***** Supplied material *****
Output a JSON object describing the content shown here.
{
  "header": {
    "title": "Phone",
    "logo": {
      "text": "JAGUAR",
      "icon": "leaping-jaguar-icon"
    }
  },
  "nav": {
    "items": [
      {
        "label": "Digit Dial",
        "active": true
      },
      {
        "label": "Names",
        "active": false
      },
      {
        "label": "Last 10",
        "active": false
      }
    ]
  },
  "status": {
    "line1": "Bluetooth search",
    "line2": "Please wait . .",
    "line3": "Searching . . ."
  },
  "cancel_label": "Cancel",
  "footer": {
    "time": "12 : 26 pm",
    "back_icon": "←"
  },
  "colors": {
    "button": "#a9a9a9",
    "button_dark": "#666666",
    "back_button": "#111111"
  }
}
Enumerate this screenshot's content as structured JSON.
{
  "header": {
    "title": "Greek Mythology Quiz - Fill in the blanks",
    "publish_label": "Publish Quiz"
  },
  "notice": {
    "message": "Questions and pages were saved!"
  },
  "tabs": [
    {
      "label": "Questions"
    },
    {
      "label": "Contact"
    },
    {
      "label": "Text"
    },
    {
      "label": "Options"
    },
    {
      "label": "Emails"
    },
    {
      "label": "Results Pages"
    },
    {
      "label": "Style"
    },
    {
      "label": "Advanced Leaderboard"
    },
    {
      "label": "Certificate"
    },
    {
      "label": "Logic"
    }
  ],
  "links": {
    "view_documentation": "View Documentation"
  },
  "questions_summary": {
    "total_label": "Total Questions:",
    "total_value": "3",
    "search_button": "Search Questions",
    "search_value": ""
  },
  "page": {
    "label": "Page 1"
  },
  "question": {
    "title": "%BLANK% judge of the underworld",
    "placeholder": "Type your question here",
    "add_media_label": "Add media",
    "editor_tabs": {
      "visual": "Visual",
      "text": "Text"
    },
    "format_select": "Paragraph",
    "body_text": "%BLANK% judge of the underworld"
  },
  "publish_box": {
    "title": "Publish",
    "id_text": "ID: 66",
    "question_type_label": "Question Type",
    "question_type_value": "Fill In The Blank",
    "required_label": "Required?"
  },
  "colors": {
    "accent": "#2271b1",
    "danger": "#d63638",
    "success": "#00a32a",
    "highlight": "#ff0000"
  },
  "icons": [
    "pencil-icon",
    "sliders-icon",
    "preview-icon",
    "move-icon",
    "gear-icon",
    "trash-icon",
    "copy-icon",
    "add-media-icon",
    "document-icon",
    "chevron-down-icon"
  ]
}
*****
**Exercise aim**
Extract every line of the records above that contains the word "JSON".

**Task result**
Output a JSON object describing the content shown here.
Enumerate this screenshot's content as structured JSON.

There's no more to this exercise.